Required task:
Copy all records verbatim.

Data excerpts:
====
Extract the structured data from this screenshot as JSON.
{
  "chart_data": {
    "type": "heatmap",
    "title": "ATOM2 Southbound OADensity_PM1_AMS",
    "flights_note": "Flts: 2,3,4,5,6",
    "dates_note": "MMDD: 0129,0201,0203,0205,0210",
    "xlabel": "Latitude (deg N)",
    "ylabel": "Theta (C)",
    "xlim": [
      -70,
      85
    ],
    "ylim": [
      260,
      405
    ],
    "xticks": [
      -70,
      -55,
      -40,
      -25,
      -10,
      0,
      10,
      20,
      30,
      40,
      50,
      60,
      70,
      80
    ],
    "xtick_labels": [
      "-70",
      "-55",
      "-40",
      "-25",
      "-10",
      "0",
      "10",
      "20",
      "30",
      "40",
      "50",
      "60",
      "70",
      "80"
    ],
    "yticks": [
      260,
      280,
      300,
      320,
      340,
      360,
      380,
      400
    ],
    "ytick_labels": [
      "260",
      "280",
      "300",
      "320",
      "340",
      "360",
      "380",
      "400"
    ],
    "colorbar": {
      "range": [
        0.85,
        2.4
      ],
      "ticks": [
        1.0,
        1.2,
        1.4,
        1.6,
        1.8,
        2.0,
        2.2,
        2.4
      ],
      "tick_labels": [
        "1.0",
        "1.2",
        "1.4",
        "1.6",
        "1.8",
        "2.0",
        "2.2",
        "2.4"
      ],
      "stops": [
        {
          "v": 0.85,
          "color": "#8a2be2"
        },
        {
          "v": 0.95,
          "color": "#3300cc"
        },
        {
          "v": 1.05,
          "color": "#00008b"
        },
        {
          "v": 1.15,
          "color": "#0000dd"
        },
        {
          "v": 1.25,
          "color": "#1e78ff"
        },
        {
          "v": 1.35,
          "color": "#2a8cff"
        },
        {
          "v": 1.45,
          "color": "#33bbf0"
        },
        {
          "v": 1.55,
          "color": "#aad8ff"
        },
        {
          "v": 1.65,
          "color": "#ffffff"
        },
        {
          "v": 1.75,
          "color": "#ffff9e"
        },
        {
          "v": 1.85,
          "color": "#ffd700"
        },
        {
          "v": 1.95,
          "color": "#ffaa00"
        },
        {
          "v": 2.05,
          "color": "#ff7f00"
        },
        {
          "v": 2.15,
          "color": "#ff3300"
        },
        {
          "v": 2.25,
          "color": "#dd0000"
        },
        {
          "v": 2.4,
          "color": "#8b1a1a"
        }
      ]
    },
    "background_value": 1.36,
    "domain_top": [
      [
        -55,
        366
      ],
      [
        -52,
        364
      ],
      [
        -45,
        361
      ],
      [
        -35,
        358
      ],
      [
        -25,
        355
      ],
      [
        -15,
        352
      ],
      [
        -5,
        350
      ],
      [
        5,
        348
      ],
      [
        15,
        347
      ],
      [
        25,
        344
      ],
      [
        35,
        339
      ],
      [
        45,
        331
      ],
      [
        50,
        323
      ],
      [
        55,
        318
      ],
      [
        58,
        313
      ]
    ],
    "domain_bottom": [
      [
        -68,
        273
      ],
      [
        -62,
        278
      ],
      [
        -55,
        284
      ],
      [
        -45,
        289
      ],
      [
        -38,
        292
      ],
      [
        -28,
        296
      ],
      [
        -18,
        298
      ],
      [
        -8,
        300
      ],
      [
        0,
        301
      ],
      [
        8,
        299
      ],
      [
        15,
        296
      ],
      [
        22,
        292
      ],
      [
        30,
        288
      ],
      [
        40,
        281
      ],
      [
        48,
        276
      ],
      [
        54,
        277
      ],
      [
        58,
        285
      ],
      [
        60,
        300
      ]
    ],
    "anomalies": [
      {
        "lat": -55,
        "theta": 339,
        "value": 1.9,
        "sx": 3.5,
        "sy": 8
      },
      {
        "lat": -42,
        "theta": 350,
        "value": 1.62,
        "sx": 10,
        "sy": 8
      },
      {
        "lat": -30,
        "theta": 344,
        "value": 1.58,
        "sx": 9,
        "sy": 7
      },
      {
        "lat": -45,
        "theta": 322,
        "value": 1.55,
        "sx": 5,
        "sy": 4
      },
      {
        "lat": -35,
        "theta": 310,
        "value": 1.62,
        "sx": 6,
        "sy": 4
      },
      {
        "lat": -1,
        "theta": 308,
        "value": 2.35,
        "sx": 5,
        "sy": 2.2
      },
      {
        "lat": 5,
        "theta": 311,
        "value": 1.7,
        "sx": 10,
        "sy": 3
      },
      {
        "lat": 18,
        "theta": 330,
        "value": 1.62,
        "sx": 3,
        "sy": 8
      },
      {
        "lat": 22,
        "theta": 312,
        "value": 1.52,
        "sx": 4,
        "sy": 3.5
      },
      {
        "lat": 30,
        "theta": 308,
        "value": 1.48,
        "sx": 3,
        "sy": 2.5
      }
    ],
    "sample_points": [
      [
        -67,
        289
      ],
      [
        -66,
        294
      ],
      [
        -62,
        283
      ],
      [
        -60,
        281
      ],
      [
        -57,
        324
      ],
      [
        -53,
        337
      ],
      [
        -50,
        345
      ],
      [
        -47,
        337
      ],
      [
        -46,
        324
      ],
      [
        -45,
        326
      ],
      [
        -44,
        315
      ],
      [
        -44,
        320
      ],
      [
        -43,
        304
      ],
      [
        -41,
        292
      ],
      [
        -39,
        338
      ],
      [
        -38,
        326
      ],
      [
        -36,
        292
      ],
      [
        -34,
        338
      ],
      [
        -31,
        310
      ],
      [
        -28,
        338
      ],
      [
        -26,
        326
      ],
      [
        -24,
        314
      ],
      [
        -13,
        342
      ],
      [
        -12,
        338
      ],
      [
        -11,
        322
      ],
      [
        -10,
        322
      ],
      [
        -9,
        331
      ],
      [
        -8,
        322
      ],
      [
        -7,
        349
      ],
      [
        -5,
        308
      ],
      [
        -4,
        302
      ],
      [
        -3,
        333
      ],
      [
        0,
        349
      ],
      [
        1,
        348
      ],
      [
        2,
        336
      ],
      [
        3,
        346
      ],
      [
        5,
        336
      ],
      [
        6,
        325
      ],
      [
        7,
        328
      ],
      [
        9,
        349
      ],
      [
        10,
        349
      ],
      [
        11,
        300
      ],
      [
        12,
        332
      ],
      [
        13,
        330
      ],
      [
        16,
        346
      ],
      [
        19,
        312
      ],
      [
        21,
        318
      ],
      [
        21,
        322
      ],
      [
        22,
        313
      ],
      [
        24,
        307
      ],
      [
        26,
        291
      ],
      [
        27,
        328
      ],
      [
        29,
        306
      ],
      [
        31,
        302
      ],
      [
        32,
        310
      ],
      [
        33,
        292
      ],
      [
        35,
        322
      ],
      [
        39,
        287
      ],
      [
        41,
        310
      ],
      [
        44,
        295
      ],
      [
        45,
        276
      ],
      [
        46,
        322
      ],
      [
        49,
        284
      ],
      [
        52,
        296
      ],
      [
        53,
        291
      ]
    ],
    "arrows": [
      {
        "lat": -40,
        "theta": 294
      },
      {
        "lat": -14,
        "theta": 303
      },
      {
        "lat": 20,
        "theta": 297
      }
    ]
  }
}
====
Result:
Extract the structured data from this screenshot as JSON.
{
  "chart_data": {
    "type": "heatmap",
    "title": "ATOM2 Southbound OADensity_PM1_AMS",
    "flights_note": "Flts: 2,3,4,5,6",
    "dates_note": "MMDD: 0129,0201,0203,0205,0210",
    "xlabel": "Latitude (deg N)",
    "ylabel": "Theta (C)",
    "xlim": [
      -70,
      85
    ],
    "ylim": [
      260,
      405
    ],
    "xticks": [
      -70,
      -55,
      -40,
      -25,
      -10,
      0,
      10,
      20,
      30,
      40,
      50,
      60,
      70,
      80
    ],
    "xtick_labels": [
      "-70",
      "-55",
      "-40",
      "-25",
      "-10",
      "0",
      "10",
      "20",
      "30",
      "40",
      "50",
      "60",
      "70",
      "80"
    ],
    "yticks": [
      260,
      280,
      300,
      320,
      340,
      360,
      380,
      400
    ],
    "ytick_labels": [
      "260",
      "280",
      "300",
      "320",
      "340",
      "360",
      "380",
      "400"
    ],
    "colorbar": {
      "range": [
        0.85,
        2.4
      ],
      "ticks": [
        1.0,
        1.2,
        1.4,
        1.6,
        1.8,
        2.0,
        2.2,
        2.4
      ],
      "tick_labels": [
        "1.0",
        "1.2",
        "1.4",
        "1.6",
        "1.8",
        "2.0",
        "2.2",
        "2.4"
      ],
      "stops": [
        {
          "v": 0.85,
          "color": "#8a2be2"
        },
        {
          "v": 0.95,
          "color": "#3300cc"
        },
        {
          "v": 1.05,
          "color": "#00008b"
        },
        {
          "v": 1.15,
          "color": "#0000dd"
        },
        {
          "v": 1.25,
          "color": "#1e78ff"
        },
        {
          "v": 1.35,
          "color": "#2a8cff"
        },
        {
          "v": 1.45,
          "color": "#33bbf0"
        },
        {
          "v": 1.55,
          "color": "#aad8ff"
        },
        {
          "v": 1.65,
          "color": "#ffffff"
        },
        {
          "v": 1.75,
          "color": "#ffff9e"
        },
        {
          "v": 1.85,
          "color": "#ffd700"
        },
        {
          "v": 1.95,
          "color": "#ffaa00"
        },
        {
          "v": 2.05,
          "color": "#ff7f00"
        },
        {
          "v": 2.15,
          "color": "#ff3300"
        },
        {
          "v": 2.25,
          "color": "#dd0000"
        },
        {
          "v": 2.4,
          "color": "#8b1a1a"
        }
      ]
    },
    "background_value": 1.36,
    "domain_top": [
      [
        -55,
        366
      ],
      [
        -52,
        364
      ],
      [
        -45,
        361
      ],
      [
        -35,
        358
      ],
      [
        -25,
        355
      ],
      [
        -15,
        352
      ],
      [
        -5,
        350
      ],
      [
        5,
        348
      ],
      [
        15,
        347
      ],
      [
        25,
        344
      ],
      [
        35,
        339
      ],
      [
        45,
        331
      ],
      [
        50,
        323
      ],
      [
        55,
        318
      ],
      [
        58,
        313
      ]
    ],
    "domain_bottom": [
      [
        -68,
        273
      ],
      [
        -62,
        278
      ],
      [
        -55,
        284
      ],
      [
        -45,
        289
      ],
      [
        -38,
        292
      ],
      [
        -28,
        296
      ],
      [
        -18,
        298
      ],
      [
        -8,
        300
      ],
      [
        0,
        301
      ],
      [
        8,
        299
      ],
      [
        15,
        296
      ],
      [
        22,
        292
      ],
      [
        30,
        288
      ],
      [
        40,
        281
      ],
      [
        48,
        276
      ],
      [
        54,
        277
      ],
      [
        58,
        285
      ],
      [
        60,
        300
      ]
    ],
    "anomalies": [
      {
        "lat": -55,
        "theta": 339,
        "value": 1.9,
        "sx": 3.5,
        "sy": 8
      },
      {
        "lat": -42,
        "theta": 350,
        "value": 1.62,
        "sx": 10,
        "sy": 8
      },
      {
        "lat": -30,
        "theta": 344,
        "value": 1.58,
        "sx": 9,
        "sy": 7
      },
      {
        "lat": -45,
        "theta": 322,
        "value": 1.55,
        "sx": 5,
        "sy": 4
      },
      {
        "lat": -35,
        "theta": 310,
        "value": 1.62,
        "sx": 6,
        "sy": 4
      },
      {
        "lat": -1,
        "theta": 308,
        "value": 2.35,
        "sx": 5,
        "sy": 2.2
      },
      {
        "lat": 5,
        "theta": 311,
        "value": 1.7,
        "sx": 10,
        "sy": 3
      },
      {
        "lat": 18,
        "theta": 330,
        "value": 1.62,
        "sx": 3,
        "sy": 8
      },
      {
        "lat": 22,
        "theta": 312,
        "value": 1.52,
        "sx": 4,
        "sy": 3.5
      },
      {
        "lat": 30,
        "theta": 308,
        "value": 1.48,
        "sx": 3,
        "sy": 2.5
      }
    ],
    "sample_points": [
      [
        -67,
        289
      ],
      [
        -66,
        294
      ],
      [
        -62,
        283
      ],
      [
        -60,
        281
      ],
      [
        -57,
        324
      ],
      [
        -53,
        337
      ],
      [
        -50,
        345
      ],
      [
        -47,
        337
      ],
      [
        -46,
        324
      ],
      [
        -45,
        326
      ],
      [
        -44,
        315
      ],
      [
        -44,
        320
      ],
      [
        -43,
        304
      ],
      [
        -41,
        292
      ],
      [
        -39,
        338
      ],
      [
        -38,
        326
      ],
      [
        -36,
        292
      ],
      [
        -34,
        338
      ],
      [
        -31,
        310
      ],
      [
        -28,
        338
      ],
      [
        -26,
        326
      ],
      [
        -24,
        314
      ],
      [
        -13,
        342
      ],
      [
        -12,
        338
      ],
      [
        -11,
        322
      ],
      [
        -10,
        322
      ],
      [
        -9,
        331
      ],
      [
        -8,
        322
      ],
      [
        -7,
        349
      ],
      [
        -5,
        308
      ],
      [
        -4,
        302
      ],
      [
        -3,
        333
      ],
      [
        0,
        349
      ],
      [
        1,
        348
      ],
      [
        2,
        336
      ],
      [
        3,
        346
      ],
      [
        5,
        336
      ],
      [
        6,
        325
      ],
      [
        7,
        328
      ],
      [
        9,
        349
      ],
      [
        10,
        349
      ],
      [
        11,
        300
      ],
      [
        12,
        332
      ],
      [
        13,
        330
      ],
      [
        16,
        346
      ],
      [
        19,
        312
      ],
      [
        21,
        318
      ],
      [
        21,
        322
      ],
      [
        22,
        313
      ],
      [
        24,
        307
      ],
      [
        26,
        291
      ],
      [
        27,
        328
      ],
      [
        29,
        306
      ],
      [
        31,
        302
      ],
      [
        32,
        310
      ],
      [
        33,
        292
      ],
      [
        35,
        322
      ],
      [
        39,
        287
      ],
      [
        41,
        310
      ],
      [
        44,
        295
      ],
      [
        45,
        276
      ],
      [
        46,
        322
      ],
      [
        49,
        284
      ],
      [
        52,
        296
      ],
      [
        53,
        291
      ]
    ],
    "arrows": [
      {
        "lat": -40,
        "theta": 294
      },
      {
        "lat": -14,
        "theta": 303
      },
      {
        "lat": 20,
        "theta": 297
      }
    ]
  }
}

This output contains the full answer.